**GIVEN ENTRIES**
● ● ● ● ●
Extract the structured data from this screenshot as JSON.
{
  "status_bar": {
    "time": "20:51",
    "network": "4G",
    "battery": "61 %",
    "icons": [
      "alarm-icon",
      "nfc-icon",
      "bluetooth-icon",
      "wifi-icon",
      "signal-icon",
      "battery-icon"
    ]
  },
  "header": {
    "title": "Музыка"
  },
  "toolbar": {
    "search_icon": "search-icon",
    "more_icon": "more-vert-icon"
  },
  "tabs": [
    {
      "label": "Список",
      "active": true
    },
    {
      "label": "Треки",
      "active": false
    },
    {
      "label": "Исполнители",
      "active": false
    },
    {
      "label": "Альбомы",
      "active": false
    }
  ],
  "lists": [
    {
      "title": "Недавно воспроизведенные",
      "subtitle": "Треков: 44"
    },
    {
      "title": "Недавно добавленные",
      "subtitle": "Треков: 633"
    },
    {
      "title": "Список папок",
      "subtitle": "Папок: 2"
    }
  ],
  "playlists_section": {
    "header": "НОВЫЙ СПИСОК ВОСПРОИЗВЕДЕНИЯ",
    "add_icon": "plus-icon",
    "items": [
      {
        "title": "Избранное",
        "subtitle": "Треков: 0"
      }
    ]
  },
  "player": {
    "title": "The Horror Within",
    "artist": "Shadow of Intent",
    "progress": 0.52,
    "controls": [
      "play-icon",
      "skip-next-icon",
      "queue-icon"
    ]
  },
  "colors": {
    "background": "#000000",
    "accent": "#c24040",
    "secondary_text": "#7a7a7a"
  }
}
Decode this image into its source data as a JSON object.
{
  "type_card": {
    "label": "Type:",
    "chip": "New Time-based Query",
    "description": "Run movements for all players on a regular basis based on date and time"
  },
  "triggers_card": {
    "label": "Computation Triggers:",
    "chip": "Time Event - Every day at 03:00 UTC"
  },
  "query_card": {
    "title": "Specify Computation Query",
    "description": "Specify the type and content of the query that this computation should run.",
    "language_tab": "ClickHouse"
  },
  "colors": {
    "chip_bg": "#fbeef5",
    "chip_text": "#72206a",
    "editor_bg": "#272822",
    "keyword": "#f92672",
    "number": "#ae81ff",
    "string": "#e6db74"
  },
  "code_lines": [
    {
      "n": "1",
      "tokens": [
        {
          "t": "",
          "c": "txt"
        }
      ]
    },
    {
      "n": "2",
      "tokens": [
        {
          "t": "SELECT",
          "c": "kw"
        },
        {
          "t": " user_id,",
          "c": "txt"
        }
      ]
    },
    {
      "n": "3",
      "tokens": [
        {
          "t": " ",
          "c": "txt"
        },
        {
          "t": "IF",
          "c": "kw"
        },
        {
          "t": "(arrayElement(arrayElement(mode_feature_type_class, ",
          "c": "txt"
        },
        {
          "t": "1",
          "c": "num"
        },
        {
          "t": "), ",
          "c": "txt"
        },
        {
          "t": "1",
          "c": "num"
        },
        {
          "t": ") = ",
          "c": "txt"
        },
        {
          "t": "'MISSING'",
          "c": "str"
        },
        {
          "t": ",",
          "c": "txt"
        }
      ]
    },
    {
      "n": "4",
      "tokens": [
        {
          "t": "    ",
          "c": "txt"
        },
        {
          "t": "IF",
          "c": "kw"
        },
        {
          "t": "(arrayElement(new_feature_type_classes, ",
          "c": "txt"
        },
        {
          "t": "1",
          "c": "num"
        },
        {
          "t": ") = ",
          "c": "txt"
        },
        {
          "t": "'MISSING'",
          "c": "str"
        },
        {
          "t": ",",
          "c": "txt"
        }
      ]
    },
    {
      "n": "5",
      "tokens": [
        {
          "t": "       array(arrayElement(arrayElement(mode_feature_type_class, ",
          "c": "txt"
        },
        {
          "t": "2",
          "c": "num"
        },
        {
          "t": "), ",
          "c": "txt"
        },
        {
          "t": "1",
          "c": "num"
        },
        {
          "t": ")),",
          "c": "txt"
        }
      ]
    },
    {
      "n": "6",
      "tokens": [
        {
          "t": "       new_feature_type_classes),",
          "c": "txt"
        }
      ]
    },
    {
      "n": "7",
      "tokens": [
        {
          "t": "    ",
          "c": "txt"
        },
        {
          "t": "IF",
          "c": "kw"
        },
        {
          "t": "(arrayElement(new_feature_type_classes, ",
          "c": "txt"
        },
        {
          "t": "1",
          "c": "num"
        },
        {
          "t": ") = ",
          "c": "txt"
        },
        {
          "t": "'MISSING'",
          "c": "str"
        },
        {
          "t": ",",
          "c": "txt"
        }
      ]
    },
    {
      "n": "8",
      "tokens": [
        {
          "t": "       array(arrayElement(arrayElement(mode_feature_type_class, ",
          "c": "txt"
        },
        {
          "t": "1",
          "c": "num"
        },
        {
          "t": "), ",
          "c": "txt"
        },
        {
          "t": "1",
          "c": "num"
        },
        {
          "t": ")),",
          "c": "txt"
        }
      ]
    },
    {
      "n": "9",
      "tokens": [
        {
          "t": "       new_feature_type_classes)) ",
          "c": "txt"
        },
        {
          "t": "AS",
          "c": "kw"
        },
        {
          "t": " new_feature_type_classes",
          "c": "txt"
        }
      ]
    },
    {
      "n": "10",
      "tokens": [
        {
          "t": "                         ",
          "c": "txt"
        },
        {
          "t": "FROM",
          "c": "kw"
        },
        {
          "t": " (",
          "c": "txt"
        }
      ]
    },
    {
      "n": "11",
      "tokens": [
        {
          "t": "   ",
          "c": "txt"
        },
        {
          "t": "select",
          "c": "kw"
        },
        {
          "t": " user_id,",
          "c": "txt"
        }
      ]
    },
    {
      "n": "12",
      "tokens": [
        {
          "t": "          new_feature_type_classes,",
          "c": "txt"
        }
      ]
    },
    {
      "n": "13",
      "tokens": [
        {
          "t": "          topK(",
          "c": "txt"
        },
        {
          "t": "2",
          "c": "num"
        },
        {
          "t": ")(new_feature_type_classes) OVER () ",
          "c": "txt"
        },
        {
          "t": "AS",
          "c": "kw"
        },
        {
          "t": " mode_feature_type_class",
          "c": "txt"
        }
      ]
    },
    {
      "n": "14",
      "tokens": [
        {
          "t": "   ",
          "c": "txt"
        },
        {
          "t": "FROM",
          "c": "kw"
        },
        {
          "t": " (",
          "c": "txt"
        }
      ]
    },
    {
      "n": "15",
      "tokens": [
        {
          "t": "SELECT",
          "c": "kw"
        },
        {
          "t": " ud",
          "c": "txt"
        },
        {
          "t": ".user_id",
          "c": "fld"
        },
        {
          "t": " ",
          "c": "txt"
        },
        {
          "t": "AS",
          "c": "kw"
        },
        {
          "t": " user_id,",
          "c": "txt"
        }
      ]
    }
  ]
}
● ● ● ● ●
**REQUIRED WORK**
Go over the entries above and say how many lines hold the string "JSON", with no other text.

**RESULT**
2